GIVEN RECORDS –
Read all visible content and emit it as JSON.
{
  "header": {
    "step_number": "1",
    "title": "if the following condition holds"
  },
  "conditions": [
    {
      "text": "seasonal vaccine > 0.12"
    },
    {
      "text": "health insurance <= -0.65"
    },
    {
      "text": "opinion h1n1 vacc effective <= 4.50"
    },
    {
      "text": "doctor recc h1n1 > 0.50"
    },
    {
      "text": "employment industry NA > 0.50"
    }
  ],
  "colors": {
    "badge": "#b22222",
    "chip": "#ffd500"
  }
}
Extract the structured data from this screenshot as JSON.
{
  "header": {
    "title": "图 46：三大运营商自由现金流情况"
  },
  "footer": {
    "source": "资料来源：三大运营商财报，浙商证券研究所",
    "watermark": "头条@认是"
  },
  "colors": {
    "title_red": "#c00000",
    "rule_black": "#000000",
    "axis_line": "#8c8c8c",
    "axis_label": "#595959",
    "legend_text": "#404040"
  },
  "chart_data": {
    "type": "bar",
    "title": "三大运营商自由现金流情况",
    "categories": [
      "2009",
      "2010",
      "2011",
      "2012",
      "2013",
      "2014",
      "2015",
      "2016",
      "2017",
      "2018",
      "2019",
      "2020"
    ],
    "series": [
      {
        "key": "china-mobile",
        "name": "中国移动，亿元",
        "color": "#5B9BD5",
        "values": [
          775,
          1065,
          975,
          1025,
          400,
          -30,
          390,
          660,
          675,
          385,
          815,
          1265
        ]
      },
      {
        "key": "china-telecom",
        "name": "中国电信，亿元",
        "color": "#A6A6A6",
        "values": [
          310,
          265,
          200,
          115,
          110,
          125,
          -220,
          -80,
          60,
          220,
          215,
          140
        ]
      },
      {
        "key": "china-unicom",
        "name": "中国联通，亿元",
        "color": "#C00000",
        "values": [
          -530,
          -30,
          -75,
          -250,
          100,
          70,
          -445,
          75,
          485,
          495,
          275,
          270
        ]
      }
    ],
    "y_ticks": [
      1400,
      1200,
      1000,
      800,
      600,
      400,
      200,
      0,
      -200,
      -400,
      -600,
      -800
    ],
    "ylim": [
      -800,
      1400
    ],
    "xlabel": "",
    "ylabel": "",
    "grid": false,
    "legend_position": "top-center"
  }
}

TO BE DONE –
Go through the listing and print each line exactly as it appears.

EXERCISE RESULT –
Read all visible content and emit it as JSON.
{
  "header": {
    "step_number": "1",
    "title": "if the following condition holds"
  },
  "conditions": [
    {
      "text": "seasonal vaccine > 0.12"
    },
    {
      "text": "health insurance <= -0.65"
    },
    {
      "text": "opinion h1n1 vacc effective <= 4.50"
    },
    {
      "text": "doctor recc h1n1 > 0.50"
    },
    {
      "text": "employment industry NA > 0.50"
    }
  ],
  "colors": {
    "badge": "#b22222",
    "chip": "#ffd500"
  }
}
Extract the structured data from this screenshot as JSON.
{
  "header": {
    "title": "图 46：三大运营商自由现金流情况"
  },
  "footer": {
    "source": "资料来源：三大运营商财报，浙商证券研究所",
    "watermark": "头条@认是"
  },
  "colors": {
    "title_red": "#c00000",
    "rule_black": "#000000",
    "axis_line": "#8c8c8c",
    "axis_label": "#595959",
    "legend_text": "#404040"
  },
  "chart_data": {
    "type": "bar",
    "title": "三大运营商自由现金流情况",
    "categories": [
      "2009",
      "2010",
      "2011",
      "2012",
      "2013",
      "2014",
      "2015",
      "2016",
      "2017",
      "2018",
      "2019",
      "2020"
    ],
    "series": [
      {
        "key": "china-mobile",
        "name": "中国移动，亿元",
        "color": "#5B9BD5",
        "values": [
          775,
          1065,
          975,
          1025,
          400,
          -30,
          390,
          660,
          675,
          385,
          815,
          1265
        ]
      },
      {
        "key": "china-telecom",
        "name": "中国电信，亿元",
        "color": "#A6A6A6",
        "values": [
          310,
          265,
          200,
          115,
          110,
          125,
          -220,
          -80,
          60,
          220,
          215,
          140
        ]
      },
      {
        "key": "china-unicom",
        "name": "中国联通，亿元",
        "color": "#C00000",
        "values": [
          -530,
          -30,
          -75,
          -250,
          100,
          70,
          -445,
          75,
          485,
          495,
          275,
          270
        ]
      }
    ],
    "y_ticks": [
      1400,
      1200,
      1000,
      800,
      600,
      400,
      200,
      0,
      -200,
      -400,
      -600,
      -800
    ],
    "ylim": [
      -800,
      1400
    ],
    "xlabel": "",
    "ylabel": "",
    "grid": false,
    "legend_position": "top-center"
  }
}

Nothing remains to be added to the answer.